Collection entries:

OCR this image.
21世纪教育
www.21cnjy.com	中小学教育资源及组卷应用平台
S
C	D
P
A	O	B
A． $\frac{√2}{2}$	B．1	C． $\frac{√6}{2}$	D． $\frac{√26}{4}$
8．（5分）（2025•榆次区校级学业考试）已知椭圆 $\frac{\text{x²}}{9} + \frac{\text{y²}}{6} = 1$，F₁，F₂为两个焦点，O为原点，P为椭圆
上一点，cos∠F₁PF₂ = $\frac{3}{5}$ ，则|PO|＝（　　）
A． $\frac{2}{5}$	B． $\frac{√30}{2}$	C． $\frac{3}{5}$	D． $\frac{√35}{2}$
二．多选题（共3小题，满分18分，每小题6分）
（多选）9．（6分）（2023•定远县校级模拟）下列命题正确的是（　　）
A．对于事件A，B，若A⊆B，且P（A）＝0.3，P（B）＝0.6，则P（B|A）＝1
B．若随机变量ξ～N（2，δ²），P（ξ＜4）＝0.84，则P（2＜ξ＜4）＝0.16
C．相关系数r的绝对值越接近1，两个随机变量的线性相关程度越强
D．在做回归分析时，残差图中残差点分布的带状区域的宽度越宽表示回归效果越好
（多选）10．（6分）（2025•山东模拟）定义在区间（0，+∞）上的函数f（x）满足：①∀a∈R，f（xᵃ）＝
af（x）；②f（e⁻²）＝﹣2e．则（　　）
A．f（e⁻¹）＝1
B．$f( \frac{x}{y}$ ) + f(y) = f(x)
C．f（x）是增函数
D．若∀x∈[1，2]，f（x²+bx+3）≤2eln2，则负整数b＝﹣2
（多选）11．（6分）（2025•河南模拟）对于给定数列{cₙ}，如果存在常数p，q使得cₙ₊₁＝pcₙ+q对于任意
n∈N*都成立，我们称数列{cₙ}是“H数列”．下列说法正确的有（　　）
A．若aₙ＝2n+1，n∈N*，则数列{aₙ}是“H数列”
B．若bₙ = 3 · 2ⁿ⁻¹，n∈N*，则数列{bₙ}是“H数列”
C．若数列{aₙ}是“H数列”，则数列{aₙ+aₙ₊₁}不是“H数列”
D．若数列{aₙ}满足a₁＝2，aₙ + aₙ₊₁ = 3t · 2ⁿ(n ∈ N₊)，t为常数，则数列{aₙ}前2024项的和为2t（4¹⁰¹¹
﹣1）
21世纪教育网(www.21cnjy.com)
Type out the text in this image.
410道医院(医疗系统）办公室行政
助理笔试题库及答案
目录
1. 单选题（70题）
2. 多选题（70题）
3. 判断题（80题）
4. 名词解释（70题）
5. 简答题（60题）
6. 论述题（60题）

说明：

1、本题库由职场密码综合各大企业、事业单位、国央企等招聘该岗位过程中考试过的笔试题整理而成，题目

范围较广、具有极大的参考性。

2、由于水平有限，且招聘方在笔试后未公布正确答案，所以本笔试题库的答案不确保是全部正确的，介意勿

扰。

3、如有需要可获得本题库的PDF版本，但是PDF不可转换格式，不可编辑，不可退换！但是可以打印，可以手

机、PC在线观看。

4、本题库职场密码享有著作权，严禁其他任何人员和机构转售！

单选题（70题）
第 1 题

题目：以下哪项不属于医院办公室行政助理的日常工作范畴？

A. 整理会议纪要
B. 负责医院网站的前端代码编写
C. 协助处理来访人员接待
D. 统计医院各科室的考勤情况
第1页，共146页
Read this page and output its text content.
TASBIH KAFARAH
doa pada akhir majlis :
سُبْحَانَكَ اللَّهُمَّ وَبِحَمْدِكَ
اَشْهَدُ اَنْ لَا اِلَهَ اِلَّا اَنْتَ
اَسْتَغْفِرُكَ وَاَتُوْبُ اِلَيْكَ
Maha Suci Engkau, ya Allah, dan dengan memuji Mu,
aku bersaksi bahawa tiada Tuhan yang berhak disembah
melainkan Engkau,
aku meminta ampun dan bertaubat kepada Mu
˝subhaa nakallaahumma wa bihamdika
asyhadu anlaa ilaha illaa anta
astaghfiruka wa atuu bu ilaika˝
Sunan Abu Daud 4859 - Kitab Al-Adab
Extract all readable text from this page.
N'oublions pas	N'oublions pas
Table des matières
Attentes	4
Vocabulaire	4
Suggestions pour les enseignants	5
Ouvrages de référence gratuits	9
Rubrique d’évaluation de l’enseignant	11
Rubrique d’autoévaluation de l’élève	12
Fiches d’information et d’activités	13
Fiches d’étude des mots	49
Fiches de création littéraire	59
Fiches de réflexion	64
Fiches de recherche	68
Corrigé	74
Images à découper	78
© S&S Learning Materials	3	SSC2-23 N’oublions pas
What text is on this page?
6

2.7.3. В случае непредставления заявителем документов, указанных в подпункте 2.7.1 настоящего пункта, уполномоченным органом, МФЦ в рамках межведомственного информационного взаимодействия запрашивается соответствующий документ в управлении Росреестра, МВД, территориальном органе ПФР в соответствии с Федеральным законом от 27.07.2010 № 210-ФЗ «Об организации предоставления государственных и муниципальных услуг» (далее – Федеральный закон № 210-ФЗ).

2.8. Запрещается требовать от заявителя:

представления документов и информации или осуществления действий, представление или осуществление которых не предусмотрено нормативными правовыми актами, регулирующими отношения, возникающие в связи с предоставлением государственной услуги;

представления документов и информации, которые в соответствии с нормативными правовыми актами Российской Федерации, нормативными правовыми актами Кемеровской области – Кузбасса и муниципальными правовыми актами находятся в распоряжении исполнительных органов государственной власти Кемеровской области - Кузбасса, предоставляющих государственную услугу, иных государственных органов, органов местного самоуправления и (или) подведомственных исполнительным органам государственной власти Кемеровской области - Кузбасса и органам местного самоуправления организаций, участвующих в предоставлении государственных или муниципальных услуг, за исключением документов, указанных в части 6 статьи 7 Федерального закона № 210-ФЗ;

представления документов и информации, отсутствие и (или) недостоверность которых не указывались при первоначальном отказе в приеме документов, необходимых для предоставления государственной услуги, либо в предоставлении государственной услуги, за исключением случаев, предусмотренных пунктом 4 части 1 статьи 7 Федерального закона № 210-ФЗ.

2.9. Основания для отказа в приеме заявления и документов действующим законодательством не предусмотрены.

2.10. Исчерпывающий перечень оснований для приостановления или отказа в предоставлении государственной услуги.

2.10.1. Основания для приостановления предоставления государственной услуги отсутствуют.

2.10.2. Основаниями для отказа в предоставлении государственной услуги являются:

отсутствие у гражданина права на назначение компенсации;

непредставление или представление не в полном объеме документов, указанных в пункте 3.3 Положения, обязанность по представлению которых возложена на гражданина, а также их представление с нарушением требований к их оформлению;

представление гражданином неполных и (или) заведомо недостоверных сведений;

Set problem:
Copy out each line of the data containing the string "text".

Expected answer:
8．（5分）（2025•榆次区校级学业考试）已知椭圆 $\frac{\text{x²}}{9} + \frac{\text{y²}}{6} = 1$，F₁，F₂为两个焦点，O为原点，P为椭圆
Type out the text in this image.
Read this page and output its text content.
Extract all readable text from this page.
What text is on this page?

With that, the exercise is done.